#### Exercise objective
Repeat the records below exactly as they appear.

#### Dataset records
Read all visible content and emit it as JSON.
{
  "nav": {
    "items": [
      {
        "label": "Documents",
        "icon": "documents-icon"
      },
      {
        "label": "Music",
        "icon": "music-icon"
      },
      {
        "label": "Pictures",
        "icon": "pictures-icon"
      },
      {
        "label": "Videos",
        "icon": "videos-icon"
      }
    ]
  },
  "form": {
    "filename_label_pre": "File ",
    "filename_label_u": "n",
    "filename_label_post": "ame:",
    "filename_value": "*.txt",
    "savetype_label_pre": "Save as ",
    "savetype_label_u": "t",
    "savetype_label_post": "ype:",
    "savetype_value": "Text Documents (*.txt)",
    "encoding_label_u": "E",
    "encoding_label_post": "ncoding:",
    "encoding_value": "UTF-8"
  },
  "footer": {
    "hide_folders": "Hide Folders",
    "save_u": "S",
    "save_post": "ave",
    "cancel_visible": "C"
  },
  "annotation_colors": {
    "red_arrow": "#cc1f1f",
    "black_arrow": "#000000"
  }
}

#### Problem solution
Read all visible content and emit it as JSON.
{
  "nav": {
    "items": [
      {
        "label": "Documents",
        "icon": "documents-icon"
      },
      {
        "label": "Music",
        "icon": "music-icon"
      },
      {
        "label": "Pictures",
        "icon": "pictures-icon"
      },
      {
        "label": "Videos",
        "icon": "videos-icon"
      }
    ]
  },
  "form": {
    "filename_label_pre": "File ",
    "filename_label_u": "n",
    "filename_label_post": "ame:",
    "filename_value": "*.txt",
    "savetype_label_pre": "Save as ",
    "savetype_label_u": "t",
    "savetype_label_post": "ype:",
    "savetype_value": "Text Documents (*.txt)",
    "encoding_label_u": "E",
    "encoding_label_post": "ncoding:",
    "encoding_value": "UTF-8"
  },
  "footer": {
    "hide_folders": "Hide Folders",
    "save_u": "S",
    "save_post": "ave",
    "cancel_visible": "C"
  },
  "annotation_colors": {
    "red_arrow": "#cc1f1f",
    "black_arrow": "#000000"
  }
}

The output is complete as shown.